Task to carry out. Which lines in the material below contain the word "this"? Copy each of them.
— start Source records —
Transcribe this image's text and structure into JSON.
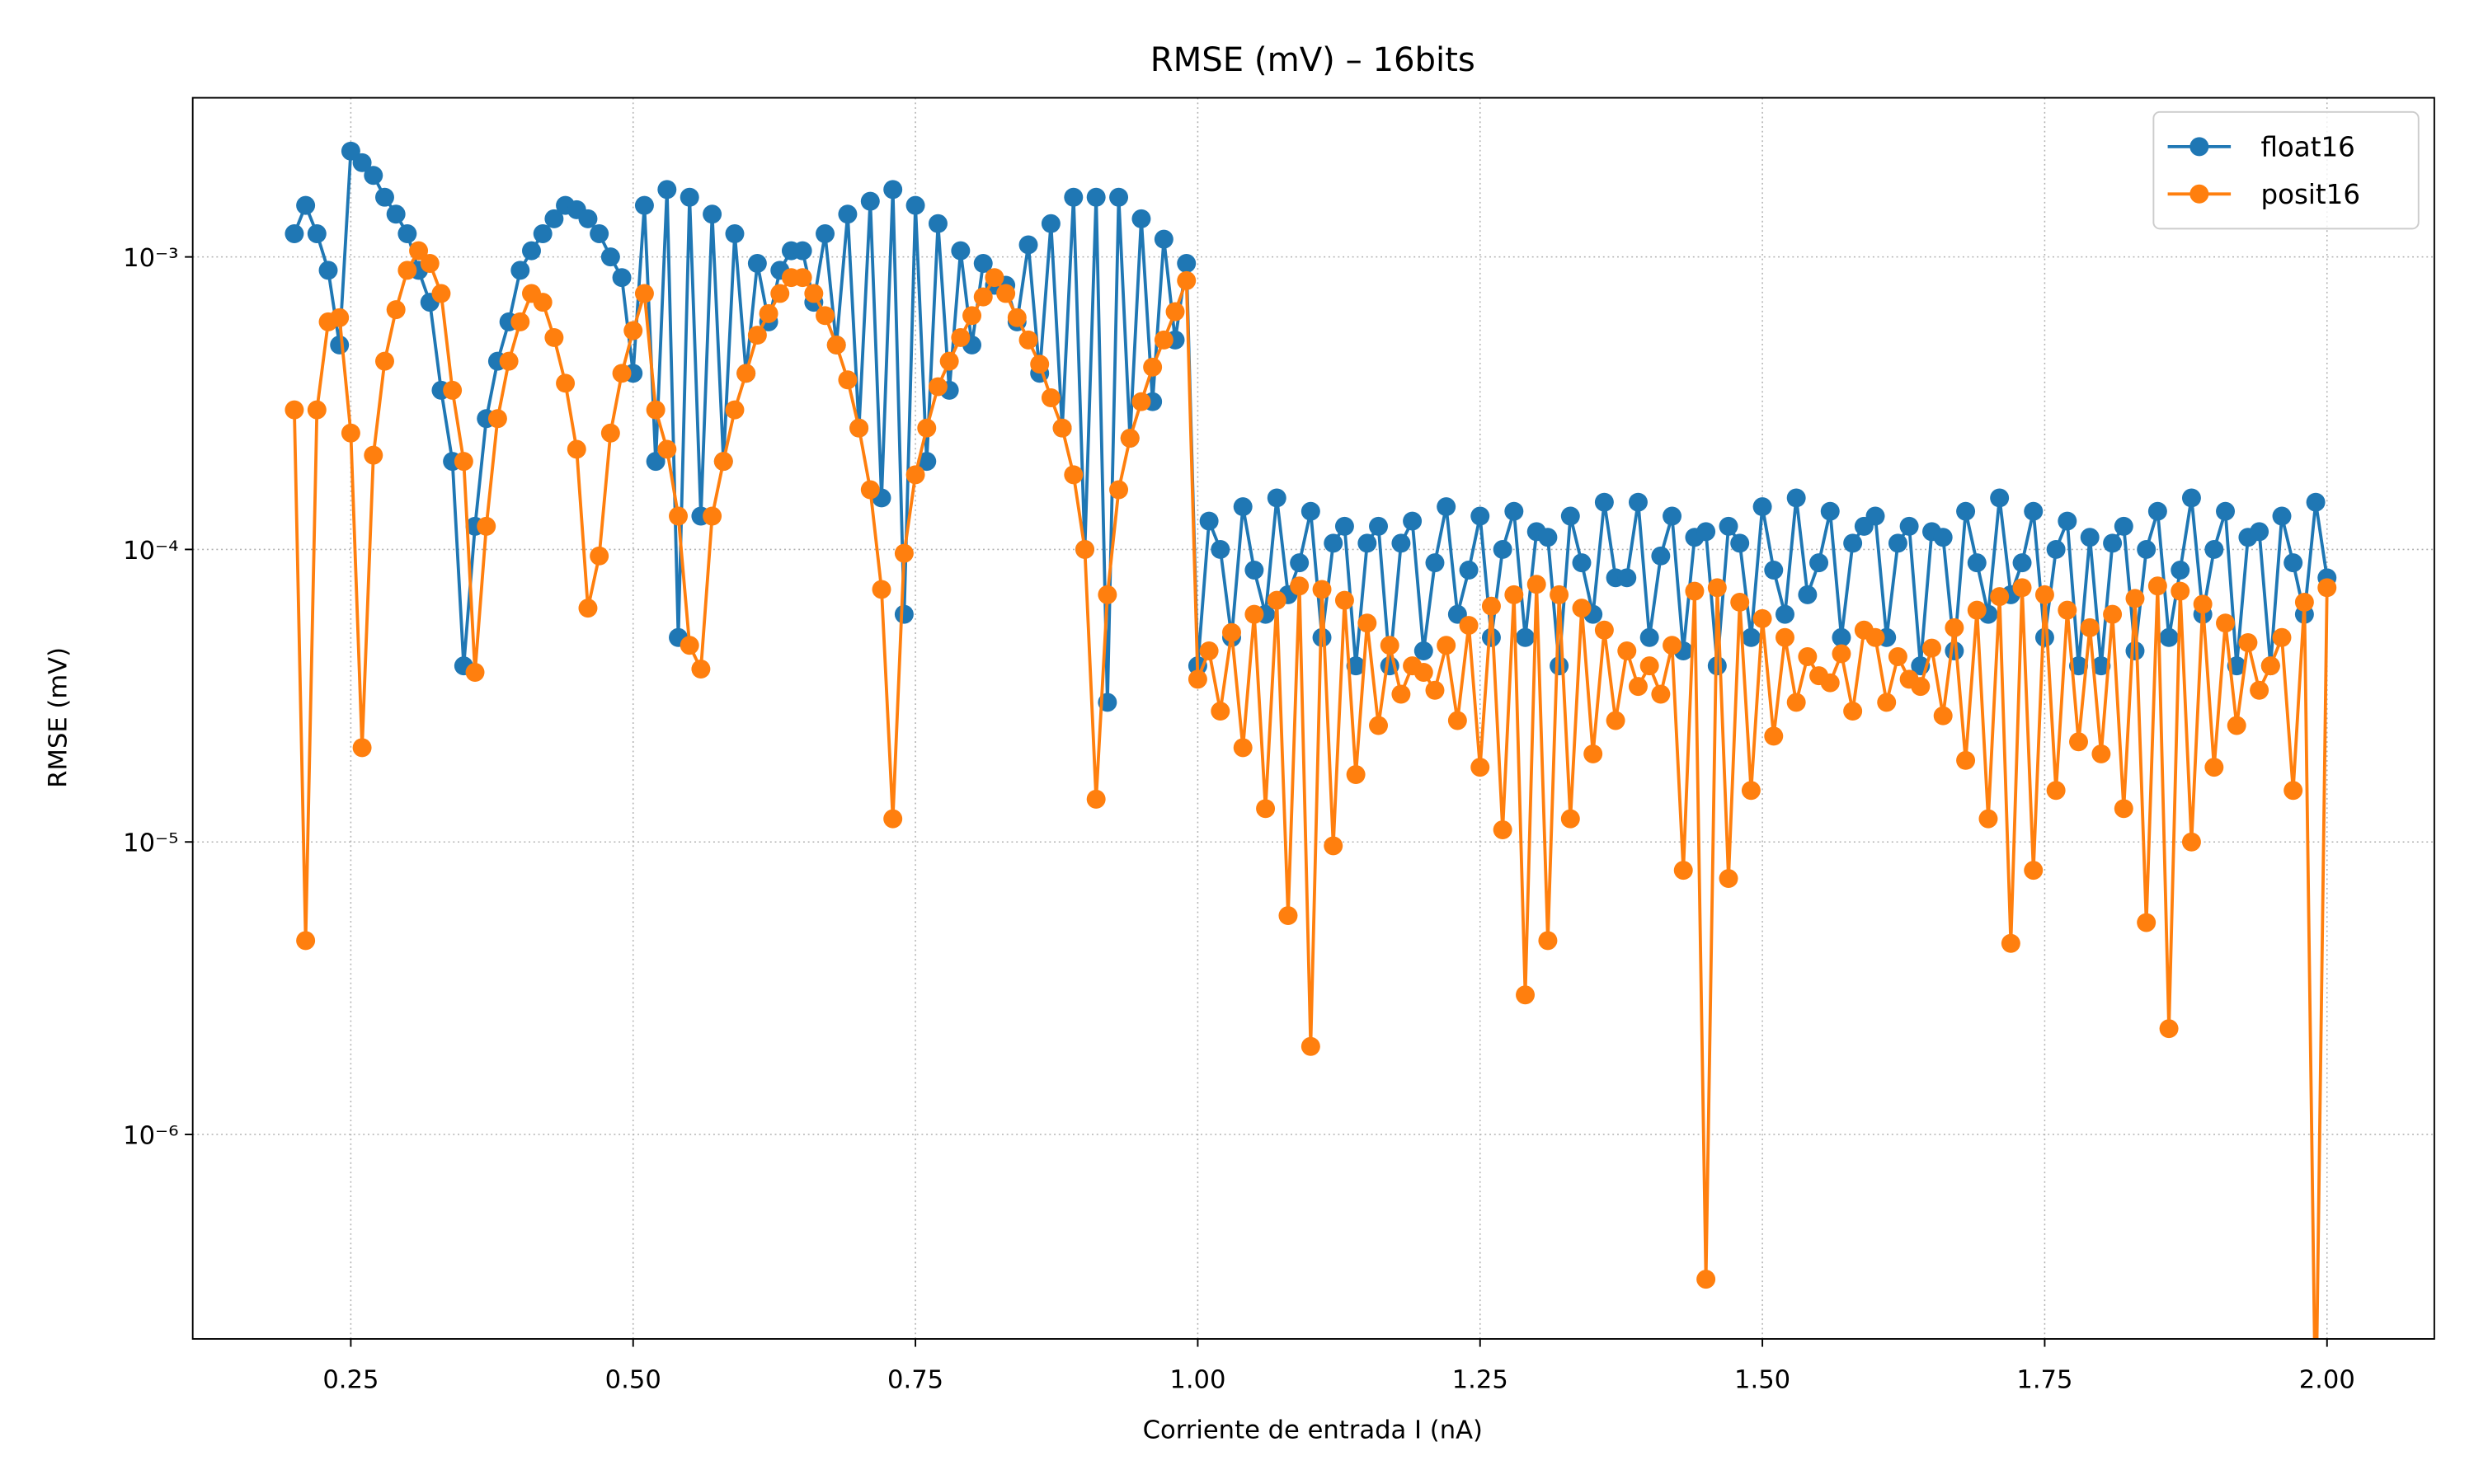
{
  "chart_data": {
    "type": "line",
    "title": "RMSE (mV) – 16bits",
    "x_label": "Corriente de entrada I (nA)",
    "y_label": "RMSE (mV)",
    "y_scale": "log",
    "grid": true,
    "legend": "upper right",
    "marker": "circle",
    "xlim": [
      0.11,
      2.095
    ],
    "ylim": [
      2e-07,
      0.0035
    ],
    "xticks": [
      0.25,
      {
        "value": 0.5,
        "label": "0.50"
      },
      0.75,
      {
        "value": 1.0,
        "label": "1.00"
      },
      1.25,
      {
        "value": 1.5,
        "label": "1.50"
      },
      1.75,
      {
        "value": 2.0,
        "label": "2.00"
      }
    ],
    "yticks": [
      {
        "value": 1e-06,
        "label": "10⁻⁶"
      },
      {
        "value": 1e-05,
        "label": "10⁻⁵"
      },
      {
        "value": 0.0001,
        "label": "10⁻⁴"
      },
      {
        "value": 0.001,
        "label": "10⁻³"
      }
    ],
    "x": [
      0.2,
      0.21,
      0.22,
      0.23,
      0.24,
      0.25,
      0.26,
      0.27,
      0.28,
      0.29,
      0.3,
      0.31,
      0.32,
      0.33,
      0.34,
      0.35,
      0.36,
      0.37,
      0.38,
      0.39,
      0.4,
      0.41,
      0.42,
      0.43,
      0.44,
      0.45,
      0.46,
      0.47,
      0.48,
      0.49,
      0.5,
      0.51,
      0.52,
      0.53,
      0.54,
      0.55,
      0.56,
      0.57,
      0.58,
      0.59,
      0.6,
      0.61,
      0.62,
      0.63,
      0.64,
      0.65,
      0.66,
      0.67,
      0.68,
      0.69,
      0.7,
      0.71,
      0.72,
      0.73,
      0.74,
      0.75,
      0.76,
      0.77,
      0.78,
      0.79,
      0.8,
      0.81,
      0.82,
      0.83,
      0.84,
      0.85,
      0.86,
      0.87,
      0.88,
      0.89,
      0.9,
      0.91,
      0.92,
      0.93,
      0.94,
      0.95,
      0.96,
      0.97,
      0.98,
      0.99,
      1.0,
      1.01,
      1.02,
      1.03,
      1.04,
      1.05,
      1.06,
      1.07,
      1.08,
      1.09,
      1.1,
      1.11,
      1.12,
      1.13,
      1.14,
      1.15,
      1.16,
      1.17,
      1.18,
      1.19,
      1.2,
      1.21,
      1.22,
      1.23,
      1.24,
      1.25,
      1.26,
      1.27,
      1.28,
      1.29,
      1.3,
      1.31,
      1.32,
      1.33,
      1.34,
      1.35,
      1.36,
      1.37,
      1.38,
      1.39,
      1.4,
      1.41,
      1.42,
      1.43,
      1.44,
      1.45,
      1.46,
      1.47,
      1.48,
      1.49,
      1.5,
      1.51,
      1.52,
      1.53,
      1.54,
      1.55,
      1.56,
      1.57,
      1.58,
      1.59,
      1.6,
      1.61,
      1.62,
      1.63,
      1.64,
      1.65,
      1.66,
      1.67,
      1.68,
      1.69,
      1.7,
      1.71,
      1.72,
      1.73,
      1.74,
      1.75,
      1.76,
      1.77,
      1.78,
      1.79,
      1.8,
      1.81,
      1.82,
      1.83,
      1.84,
      1.85,
      1.86,
      1.87,
      1.88,
      1.89,
      1.9,
      1.91,
      1.92,
      1.93,
      1.94,
      1.95,
      1.96,
      1.97,
      1.98,
      1.99,
      2.0
    ],
    "series": [
      {
        "name": "float16",
        "color": "#1f77b4",
        "values": [
          0.0012,
          0.0015,
          0.0012,
          0.0009,
          0.0005,
          0.0023,
          0.0021,
          0.0019,
          0.0016,
          0.0014,
          0.0012,
          0.0009,
          0.0007,
          0.00035,
          0.0002,
          4e-05,
          0.00012,
          0.00028,
          0.00044,
          0.0006,
          0.0009,
          0.00105,
          0.0012,
          0.00135,
          0.0015,
          0.00145,
          0.00135,
          0.0012,
          0.001,
          0.00085,
          0.0004,
          0.0015,
          0.0002,
          0.0017,
          5e-05,
          0.0016,
          0.00013,
          0.0014,
          0.0002,
          0.0012,
          0.0004,
          0.00095,
          0.0006,
          0.0009,
          0.00105,
          0.00105,
          0.0007,
          0.0012,
          0.0005,
          0.0014,
          0.00026,
          0.00155,
          0.00015,
          0.0017,
          6e-05,
          0.0015,
          0.0002,
          0.0013,
          0.00035,
          0.00105,
          0.0005,
          0.00095,
          0.0008,
          0.0008,
          0.0006,
          0.0011,
          0.0004,
          0.0013,
          0.00026,
          0.0016,
          0.0001,
          0.0016,
          3e-05,
          0.0016,
          0.00024,
          0.00135,
          0.00032,
          0.00115,
          0.00052,
          0.00095,
          4e-05,
          0.000125,
          0.0001,
          5e-05,
          0.00014,
          8.5e-05,
          6e-05,
          0.00015,
          7e-05,
          9e-05,
          0.000135,
          5e-05,
          0.000105,
          0.00012,
          4e-05,
          0.000105,
          0.00012,
          4e-05,
          0.000105,
          0.000125,
          4.5e-05,
          9e-05,
          0.00014,
          6e-05,
          8.5e-05,
          0.00013,
          5e-05,
          0.0001,
          0.000135,
          5e-05,
          0.000115,
          0.00011,
          4e-05,
          0.00013,
          9e-05,
          6e-05,
          0.000145,
          8e-05,
          8e-05,
          0.000145,
          5e-05,
          9.5e-05,
          0.00013,
          4.5e-05,
          0.00011,
          0.000115,
          4e-05,
          0.00012,
          0.000105,
          5e-05,
          0.00014,
          8.5e-05,
          6e-05,
          0.00015,
          7e-05,
          9e-05,
          0.000135,
          5e-05,
          0.000105,
          0.00012,
          0.00013,
          5e-05,
          0.000105,
          0.00012,
          4e-05,
          0.000115,
          0.00011,
          4.5e-05,
          0.000135,
          9e-05,
          6e-05,
          0.00015,
          7e-05,
          9e-05,
          0.000135,
          5e-05,
          0.0001,
          0.000125,
          4e-05,
          0.00011,
          4e-05,
          0.000105,
          0.00012,
          4.5e-05,
          0.0001,
          0.000135,
          5e-05,
          8.5e-05,
          0.00015,
          6e-05,
          0.0001,
          0.000135,
          4e-05,
          0.00011,
          0.000115,
          4e-05,
          0.00013,
          9e-05,
          6e-05,
          0.000145,
          8e-05
        ]
      },
      {
        "name": "posit16",
        "color": "#ff7f0e",
        "values": [
          0.0003,
          4.6e-06,
          0.0003,
          0.0006,
          0.00062,
          0.00025,
          2.1e-05,
          0.00021,
          0.00044,
          0.00066,
          0.0009,
          0.00105,
          0.00095,
          0.00075,
          0.00035,
          0.0002,
          3.8e-05,
          0.00012,
          0.00028,
          0.00044,
          0.0006,
          0.00075,
          0.0007,
          0.00053,
          0.00037,
          0.00022,
          6.3e-05,
          9.5e-05,
          0.00025,
          0.0004,
          0.00056,
          0.00075,
          0.0003,
          0.00022,
          0.00013,
          4.7e-05,
          3.9e-05,
          0.00013,
          0.0002,
          0.0003,
          0.0004,
          0.00054,
          0.00064,
          0.00075,
          0.00085,
          0.00085,
          0.00075,
          0.00063,
          0.0005,
          0.00038,
          0.00026,
          0.00016,
          7.3e-05,
          1.2e-05,
          9.7e-05,
          0.00018,
          0.00026,
          0.00036,
          0.00044,
          0.00053,
          0.00063,
          0.00073,
          0.00085,
          0.00075,
          0.00062,
          0.00052,
          0.00043,
          0.00033,
          0.00026,
          0.00018,
          0.0001,
          1.4e-05,
          7e-05,
          0.00016,
          0.00024,
          0.00032,
          0.00042,
          0.00052,
          0.00065,
          0.00083,
          3.6e-05,
          4.5e-05,
          2.8e-05,
          5.2e-05,
          2.1e-05,
          6e-05,
          1.3e-05,
          6.7e-05,
          5.6e-06,
          7.5e-05,
          2e-06,
          7.3e-05,
          9.7e-06,
          6.7e-05,
          1.7e-05,
          5.6e-05,
          2.5e-05,
          4.7e-05,
          3.2e-05,
          4e-05,
          3.8e-05,
          3.3e-05,
          4.7e-05,
          2.6e-05,
          5.5e-05,
          1.8e-05,
          6.4e-05,
          1.1e-05,
          7e-05,
          3e-06,
          7.6e-05,
          4.6e-06,
          7e-05,
          1.2e-05,
          6.3e-05,
          2e-05,
          5.3e-05,
          2.6e-05,
          4.5e-05,
          3.4e-05,
          4e-05,
          3.2e-05,
          4.7e-05,
          8e-06,
          7.2e-05,
          3.2e-07,
          7.4e-05,
          7.5e-06,
          6.6e-05,
          1.5e-05,
          5.8e-05,
          2.3e-05,
          5e-05,
          3e-05,
          4.3e-05,
          3.7e-05,
          3.5e-05,
          4.4e-05,
          2.8e-05,
          5.3e-05,
          5e-05,
          3e-05,
          4.3e-05,
          3.6e-05,
          3.4e-05,
          4.6e-05,
          2.7e-05,
          5.4e-05,
          1.9e-05,
          6.2e-05,
          1.2e-05,
          6.9e-05,
          4.5e-06,
          7.4e-05,
          8e-06,
          7e-05,
          1.5e-05,
          6.2e-05,
          2.2e-05,
          5.4e-05,
          2e-05,
          6e-05,
          1.3e-05,
          6.8e-05,
          5.3e-06,
          7.5e-05,
          2.3e-06,
          7.2e-05,
          1e-05,
          6.5e-05,
          1.8e-05,
          5.6e-05,
          2.5e-05,
          4.8e-05,
          3.3e-05,
          4e-05,
          5e-05,
          1.5e-05,
          6.6e-05,
          1e-07,
          7.4e-05
        ]
      }
    ]
  }
}
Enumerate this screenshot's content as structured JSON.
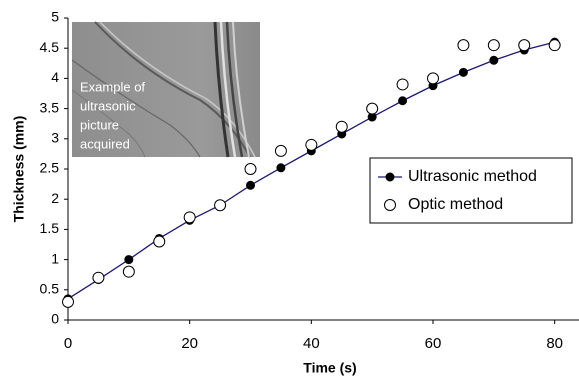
— end Source records —
Answer to the task.
Transcribe this image's text and structure into JSON.
Enumerate this screenshot's content as structured JSON.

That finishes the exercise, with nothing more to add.